Goal: Reproduce the listing exactly and skip over any pictures.

[Data entries]

——————————

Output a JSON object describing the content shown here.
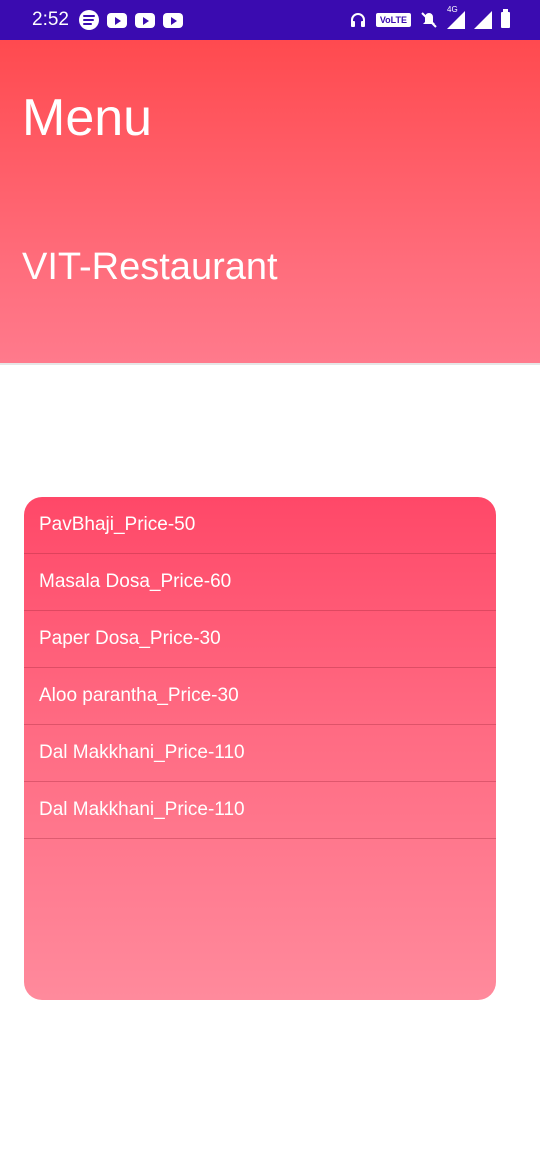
{
  "status_bar": {
    "time": "2:52",
    "network_label": "4G",
    "volte_label": "VoLTE"
  },
  "header": {
    "title": "Menu",
    "subtitle": "VIT-Restaurant"
  },
  "menu": {
    "items": [
      {
        "label": "PavBhaji_Price-50"
      },
      {
        "label": "Masala Dosa_Price-60"
      },
      {
        "label": "Paper Dosa_Price-30"
      },
      {
        "label": "Aloo parantha_Price-30"
      },
      {
        "label": "Dal Makkhani_Price-110"
      },
      {
        "label": "Dal Makkhani_Price-110"
      }
    ]
  },
  "colors": {
    "status_bar": "#3a0bb0",
    "header_top": "#ff4a4f",
    "header_bottom": "#ff7a8c",
    "card_top": "#ff4868",
    "card_bottom": "#ff8a9c"
  }
}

——————————

Answer in full:
Output a JSON object describing the content shown here.
{
  "status_bar": {
    "time": "2:52",
    "network_label": "4G",
    "volte_label": "VoLTE"
  },
  "header": {
    "title": "Menu",
    "subtitle": "VIT-Restaurant"
  },
  "menu": {
    "items": [
      {
        "label": "PavBhaji_Price-50"
      },
      {
        "label": "Masala Dosa_Price-60"
      },
      {
        "label": "Paper Dosa_Price-30"
      },
      {
        "label": "Aloo parantha_Price-30"
      },
      {
        "label": "Dal Makkhani_Price-110"
      },
      {
        "label": "Dal Makkhani_Price-110"
      }
    ]
  },
  "colors": {
    "status_bar": "#3a0bb0",
    "header_top": "#ff4a4f",
    "header_bottom": "#ff7a8c",
    "card_top": "#ff4868",
    "card_bottom": "#ff8a9c"
  }
}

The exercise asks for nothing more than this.